Go through the records and show each line where the word "known" occurs.
-- START OF RECORDS SHOWN --
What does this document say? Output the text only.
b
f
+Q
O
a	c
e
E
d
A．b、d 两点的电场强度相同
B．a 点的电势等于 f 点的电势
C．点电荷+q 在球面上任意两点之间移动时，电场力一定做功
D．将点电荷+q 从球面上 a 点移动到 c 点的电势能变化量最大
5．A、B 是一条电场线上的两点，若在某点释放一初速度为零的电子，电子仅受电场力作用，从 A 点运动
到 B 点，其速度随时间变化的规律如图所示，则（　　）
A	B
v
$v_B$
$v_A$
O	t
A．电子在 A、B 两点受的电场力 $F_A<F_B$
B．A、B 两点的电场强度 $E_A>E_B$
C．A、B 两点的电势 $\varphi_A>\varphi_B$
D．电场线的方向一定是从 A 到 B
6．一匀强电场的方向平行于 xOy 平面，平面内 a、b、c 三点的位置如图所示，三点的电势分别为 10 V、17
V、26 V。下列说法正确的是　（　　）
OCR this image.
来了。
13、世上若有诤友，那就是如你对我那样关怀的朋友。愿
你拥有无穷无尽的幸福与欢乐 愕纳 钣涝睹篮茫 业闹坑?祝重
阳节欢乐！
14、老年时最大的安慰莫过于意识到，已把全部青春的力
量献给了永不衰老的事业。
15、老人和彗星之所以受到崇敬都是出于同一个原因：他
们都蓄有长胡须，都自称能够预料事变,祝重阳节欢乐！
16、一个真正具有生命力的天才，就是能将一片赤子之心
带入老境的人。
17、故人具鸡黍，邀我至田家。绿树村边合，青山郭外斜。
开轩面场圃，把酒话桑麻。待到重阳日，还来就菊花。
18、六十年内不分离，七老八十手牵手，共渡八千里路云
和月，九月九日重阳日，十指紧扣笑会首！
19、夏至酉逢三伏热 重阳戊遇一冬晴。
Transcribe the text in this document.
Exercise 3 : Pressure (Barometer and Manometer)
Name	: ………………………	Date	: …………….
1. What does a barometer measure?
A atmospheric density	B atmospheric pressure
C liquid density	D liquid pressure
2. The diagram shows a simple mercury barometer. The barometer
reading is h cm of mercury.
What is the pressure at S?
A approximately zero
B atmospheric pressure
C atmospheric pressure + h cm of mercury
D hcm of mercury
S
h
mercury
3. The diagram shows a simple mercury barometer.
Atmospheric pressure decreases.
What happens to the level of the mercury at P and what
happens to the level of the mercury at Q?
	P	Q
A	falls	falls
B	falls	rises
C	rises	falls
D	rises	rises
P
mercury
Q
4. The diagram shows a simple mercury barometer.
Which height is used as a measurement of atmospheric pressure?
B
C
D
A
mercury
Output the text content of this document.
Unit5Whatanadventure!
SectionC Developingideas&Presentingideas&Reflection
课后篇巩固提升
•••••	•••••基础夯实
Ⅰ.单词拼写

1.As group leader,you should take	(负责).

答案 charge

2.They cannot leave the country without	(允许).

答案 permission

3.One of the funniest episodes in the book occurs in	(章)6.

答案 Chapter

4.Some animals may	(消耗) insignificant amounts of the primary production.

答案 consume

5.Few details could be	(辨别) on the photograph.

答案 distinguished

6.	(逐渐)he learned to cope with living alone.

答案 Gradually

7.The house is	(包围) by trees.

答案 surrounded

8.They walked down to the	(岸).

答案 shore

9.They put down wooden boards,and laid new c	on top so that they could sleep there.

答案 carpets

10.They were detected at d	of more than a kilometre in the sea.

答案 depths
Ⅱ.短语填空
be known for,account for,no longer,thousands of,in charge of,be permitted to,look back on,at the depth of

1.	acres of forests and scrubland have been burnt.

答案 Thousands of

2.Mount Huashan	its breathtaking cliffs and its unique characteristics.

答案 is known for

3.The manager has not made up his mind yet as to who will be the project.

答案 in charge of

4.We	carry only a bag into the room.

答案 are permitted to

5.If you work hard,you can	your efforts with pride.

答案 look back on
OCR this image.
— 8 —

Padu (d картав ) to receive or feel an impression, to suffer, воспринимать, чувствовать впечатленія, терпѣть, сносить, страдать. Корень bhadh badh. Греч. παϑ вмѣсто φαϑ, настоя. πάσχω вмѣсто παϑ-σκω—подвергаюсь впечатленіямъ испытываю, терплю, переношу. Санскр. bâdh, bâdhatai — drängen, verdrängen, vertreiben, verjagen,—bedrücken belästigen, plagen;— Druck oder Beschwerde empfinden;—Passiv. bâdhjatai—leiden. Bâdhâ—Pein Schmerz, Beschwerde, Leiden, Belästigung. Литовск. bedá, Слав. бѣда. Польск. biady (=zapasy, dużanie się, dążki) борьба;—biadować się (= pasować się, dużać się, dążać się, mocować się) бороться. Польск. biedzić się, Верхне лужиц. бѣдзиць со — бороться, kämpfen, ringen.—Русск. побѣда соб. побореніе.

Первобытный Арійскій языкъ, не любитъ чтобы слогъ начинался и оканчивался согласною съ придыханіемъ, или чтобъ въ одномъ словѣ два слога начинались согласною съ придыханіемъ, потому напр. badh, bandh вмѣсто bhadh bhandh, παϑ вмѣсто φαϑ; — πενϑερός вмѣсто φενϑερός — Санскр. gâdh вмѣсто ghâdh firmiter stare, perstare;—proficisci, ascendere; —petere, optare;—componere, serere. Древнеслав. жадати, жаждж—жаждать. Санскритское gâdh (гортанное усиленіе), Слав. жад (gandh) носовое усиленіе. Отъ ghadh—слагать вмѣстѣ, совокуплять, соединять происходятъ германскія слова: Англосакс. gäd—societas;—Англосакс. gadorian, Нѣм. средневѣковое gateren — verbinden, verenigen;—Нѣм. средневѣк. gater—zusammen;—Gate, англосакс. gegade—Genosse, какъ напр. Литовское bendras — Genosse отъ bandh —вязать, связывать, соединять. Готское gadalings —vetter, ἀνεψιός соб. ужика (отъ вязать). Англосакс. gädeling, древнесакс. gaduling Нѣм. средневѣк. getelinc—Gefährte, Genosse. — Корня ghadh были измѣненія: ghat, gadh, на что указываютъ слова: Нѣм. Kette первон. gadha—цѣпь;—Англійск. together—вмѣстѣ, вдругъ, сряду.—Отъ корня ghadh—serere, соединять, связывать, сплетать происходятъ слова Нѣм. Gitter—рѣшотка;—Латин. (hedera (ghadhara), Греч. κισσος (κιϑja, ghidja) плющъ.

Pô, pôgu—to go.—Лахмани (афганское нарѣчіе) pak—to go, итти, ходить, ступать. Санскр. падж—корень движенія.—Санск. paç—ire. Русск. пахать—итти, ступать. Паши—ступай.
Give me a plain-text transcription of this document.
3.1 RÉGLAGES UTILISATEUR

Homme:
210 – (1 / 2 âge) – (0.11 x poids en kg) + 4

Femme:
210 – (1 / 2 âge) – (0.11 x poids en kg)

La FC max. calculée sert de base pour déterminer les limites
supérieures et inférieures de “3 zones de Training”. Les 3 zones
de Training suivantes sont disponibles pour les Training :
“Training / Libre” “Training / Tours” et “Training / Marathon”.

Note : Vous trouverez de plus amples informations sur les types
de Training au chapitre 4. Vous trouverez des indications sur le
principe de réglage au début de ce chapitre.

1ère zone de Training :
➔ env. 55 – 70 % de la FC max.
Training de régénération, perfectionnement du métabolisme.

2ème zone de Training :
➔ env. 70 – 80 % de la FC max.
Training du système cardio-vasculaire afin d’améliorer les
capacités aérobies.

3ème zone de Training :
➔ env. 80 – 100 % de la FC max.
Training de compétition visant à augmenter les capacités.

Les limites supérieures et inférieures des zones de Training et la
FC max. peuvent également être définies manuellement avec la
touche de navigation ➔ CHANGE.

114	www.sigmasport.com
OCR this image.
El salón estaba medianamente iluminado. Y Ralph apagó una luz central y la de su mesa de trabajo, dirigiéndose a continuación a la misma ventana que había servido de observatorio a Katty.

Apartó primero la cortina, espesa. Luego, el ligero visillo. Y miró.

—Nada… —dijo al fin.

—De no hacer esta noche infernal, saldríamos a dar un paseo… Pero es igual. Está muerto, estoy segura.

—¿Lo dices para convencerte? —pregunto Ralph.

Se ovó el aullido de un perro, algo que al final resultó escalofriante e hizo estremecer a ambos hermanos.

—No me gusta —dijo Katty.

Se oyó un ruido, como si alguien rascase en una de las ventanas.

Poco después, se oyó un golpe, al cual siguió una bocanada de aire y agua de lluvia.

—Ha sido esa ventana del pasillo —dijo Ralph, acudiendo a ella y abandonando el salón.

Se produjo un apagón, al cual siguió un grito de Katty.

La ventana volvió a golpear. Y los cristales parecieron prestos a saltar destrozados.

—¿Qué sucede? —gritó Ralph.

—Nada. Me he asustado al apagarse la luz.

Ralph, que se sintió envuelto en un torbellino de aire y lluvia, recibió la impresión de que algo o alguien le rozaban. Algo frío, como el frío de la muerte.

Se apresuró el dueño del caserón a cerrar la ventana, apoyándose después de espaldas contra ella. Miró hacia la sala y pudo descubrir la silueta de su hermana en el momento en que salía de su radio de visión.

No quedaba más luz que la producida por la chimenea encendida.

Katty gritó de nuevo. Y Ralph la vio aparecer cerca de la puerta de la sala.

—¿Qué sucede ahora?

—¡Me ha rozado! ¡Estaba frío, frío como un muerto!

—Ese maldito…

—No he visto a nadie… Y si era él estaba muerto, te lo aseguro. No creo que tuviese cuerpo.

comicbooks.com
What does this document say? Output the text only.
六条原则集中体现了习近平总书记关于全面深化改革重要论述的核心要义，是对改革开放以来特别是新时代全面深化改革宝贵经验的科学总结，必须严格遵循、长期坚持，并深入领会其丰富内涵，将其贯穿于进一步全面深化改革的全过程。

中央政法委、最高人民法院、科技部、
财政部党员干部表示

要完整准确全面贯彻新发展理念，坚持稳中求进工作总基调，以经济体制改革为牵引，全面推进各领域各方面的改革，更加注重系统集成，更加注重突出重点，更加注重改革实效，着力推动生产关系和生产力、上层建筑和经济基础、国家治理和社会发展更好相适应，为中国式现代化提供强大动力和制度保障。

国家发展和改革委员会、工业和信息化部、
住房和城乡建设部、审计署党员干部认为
-- END OF RECORDS SHOWN --
§ WRITTEN REPLY
be known for,account for,no longer,thousands of,in charge of,be permitted to,look back on,at the depth of
答案 is known for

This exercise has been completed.